PROBLEM: Return the records in full, exactly as given.

(Items from a dataset)
** Start **

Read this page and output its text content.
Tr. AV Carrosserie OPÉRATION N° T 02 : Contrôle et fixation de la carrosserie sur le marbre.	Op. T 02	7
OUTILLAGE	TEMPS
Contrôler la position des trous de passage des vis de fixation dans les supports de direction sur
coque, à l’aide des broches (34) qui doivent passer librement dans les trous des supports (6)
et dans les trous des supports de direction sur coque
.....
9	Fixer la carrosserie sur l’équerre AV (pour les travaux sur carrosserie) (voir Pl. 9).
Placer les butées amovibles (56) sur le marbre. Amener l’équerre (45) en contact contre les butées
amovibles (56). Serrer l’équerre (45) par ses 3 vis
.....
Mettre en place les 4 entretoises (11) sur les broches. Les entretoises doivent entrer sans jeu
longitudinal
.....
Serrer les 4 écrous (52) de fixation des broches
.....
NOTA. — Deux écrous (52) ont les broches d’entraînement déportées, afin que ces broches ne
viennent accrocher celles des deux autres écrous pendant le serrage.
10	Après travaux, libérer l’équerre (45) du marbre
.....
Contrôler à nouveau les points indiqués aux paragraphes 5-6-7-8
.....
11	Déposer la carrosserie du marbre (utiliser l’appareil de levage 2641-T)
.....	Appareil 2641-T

** End **

ANSWER IN FULL:
Read this page and output its text content.
Tr. AV Carrosserie OPÉRATION N° T 02 : Contrôle et fixation de la carrosserie sur le marbre.	Op. T 02	7
OUTILLAGE	TEMPS
Contrôler la position des trous de passage des vis de fixation dans les supports de direction sur
coque, à l’aide des broches (34) qui doivent passer librement dans les trous des supports (6)
et dans les trous des supports de direction sur coque
.....
9	Fixer la carrosserie sur l’équerre AV (pour les travaux sur carrosserie) (voir Pl. 9).
Placer les butées amovibles (56) sur le marbre. Amener l’équerre (45) en contact contre les butées
amovibles (56). Serrer l’équerre (45) par ses 3 vis
.....
Mettre en place les 4 entretoises (11) sur les broches. Les entretoises doivent entrer sans jeu
longitudinal
.....
Serrer les 4 écrous (52) de fixation des broches
.....
NOTA. — Deux écrous (52) ont les broches d’entraînement déportées, afin que ces broches ne
viennent accrocher celles des deux autres écrous pendant le serrage.
10	Après travaux, libérer l’équerre (45) du marbre
.....
Contrôler à nouveau les points indiqués aux paragraphes 5-6-7-8
.....
11	Déposer la carrosserie du marbre (utiliser l’appareil de levage 2641-T)
.....	Appareil 2641-T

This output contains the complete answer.